Dataset rows about figures:
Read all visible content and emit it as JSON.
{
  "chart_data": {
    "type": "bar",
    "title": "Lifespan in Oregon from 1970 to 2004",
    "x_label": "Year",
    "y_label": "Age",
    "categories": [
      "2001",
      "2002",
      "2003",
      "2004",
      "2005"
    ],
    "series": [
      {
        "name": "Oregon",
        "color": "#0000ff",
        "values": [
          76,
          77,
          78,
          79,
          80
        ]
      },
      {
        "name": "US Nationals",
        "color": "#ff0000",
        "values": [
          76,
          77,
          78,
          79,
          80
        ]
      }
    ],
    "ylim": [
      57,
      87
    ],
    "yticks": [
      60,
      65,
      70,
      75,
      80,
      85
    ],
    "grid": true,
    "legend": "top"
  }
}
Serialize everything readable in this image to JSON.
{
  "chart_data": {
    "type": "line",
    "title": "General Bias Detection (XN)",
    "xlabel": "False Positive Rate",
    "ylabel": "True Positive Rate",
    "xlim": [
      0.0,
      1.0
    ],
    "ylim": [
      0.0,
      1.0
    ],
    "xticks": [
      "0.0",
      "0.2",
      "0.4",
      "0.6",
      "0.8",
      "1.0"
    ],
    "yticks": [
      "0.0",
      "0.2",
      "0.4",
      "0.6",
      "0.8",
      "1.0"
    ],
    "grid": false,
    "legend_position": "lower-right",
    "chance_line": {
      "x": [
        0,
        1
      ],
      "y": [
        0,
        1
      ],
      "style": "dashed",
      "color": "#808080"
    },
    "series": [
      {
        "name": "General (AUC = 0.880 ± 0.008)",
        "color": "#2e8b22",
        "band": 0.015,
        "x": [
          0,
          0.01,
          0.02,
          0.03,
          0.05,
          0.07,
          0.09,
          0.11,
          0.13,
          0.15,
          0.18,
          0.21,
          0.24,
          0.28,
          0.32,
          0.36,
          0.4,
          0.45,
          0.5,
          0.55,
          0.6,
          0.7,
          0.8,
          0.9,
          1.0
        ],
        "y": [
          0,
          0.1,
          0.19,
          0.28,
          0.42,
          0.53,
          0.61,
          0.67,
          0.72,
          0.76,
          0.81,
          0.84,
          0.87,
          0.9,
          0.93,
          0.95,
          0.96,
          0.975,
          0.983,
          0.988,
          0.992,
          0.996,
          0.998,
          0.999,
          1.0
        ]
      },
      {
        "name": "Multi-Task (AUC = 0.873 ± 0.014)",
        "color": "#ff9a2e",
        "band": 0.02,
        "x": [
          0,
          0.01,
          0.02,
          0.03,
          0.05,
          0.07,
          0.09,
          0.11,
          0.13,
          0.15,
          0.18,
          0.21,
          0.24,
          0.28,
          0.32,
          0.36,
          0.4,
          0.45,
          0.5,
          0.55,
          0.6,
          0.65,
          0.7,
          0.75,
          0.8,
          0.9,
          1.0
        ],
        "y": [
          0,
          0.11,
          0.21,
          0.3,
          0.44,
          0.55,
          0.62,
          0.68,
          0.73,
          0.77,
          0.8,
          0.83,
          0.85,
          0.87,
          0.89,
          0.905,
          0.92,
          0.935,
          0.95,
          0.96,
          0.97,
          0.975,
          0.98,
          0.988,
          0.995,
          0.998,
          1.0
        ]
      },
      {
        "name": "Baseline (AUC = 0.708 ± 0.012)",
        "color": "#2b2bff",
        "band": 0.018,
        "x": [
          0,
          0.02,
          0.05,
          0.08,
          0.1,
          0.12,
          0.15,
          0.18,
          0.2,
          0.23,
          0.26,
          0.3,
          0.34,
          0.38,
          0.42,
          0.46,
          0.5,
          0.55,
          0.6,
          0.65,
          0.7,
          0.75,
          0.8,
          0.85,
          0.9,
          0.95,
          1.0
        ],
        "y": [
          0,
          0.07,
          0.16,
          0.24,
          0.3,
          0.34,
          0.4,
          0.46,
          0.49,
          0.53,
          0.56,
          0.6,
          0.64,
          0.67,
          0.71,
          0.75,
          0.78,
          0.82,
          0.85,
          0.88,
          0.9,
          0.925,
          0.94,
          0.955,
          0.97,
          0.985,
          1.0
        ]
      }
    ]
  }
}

Required work:
Work through the listing above and report how many lines include the string "title", with no other text.

Solved problem:
2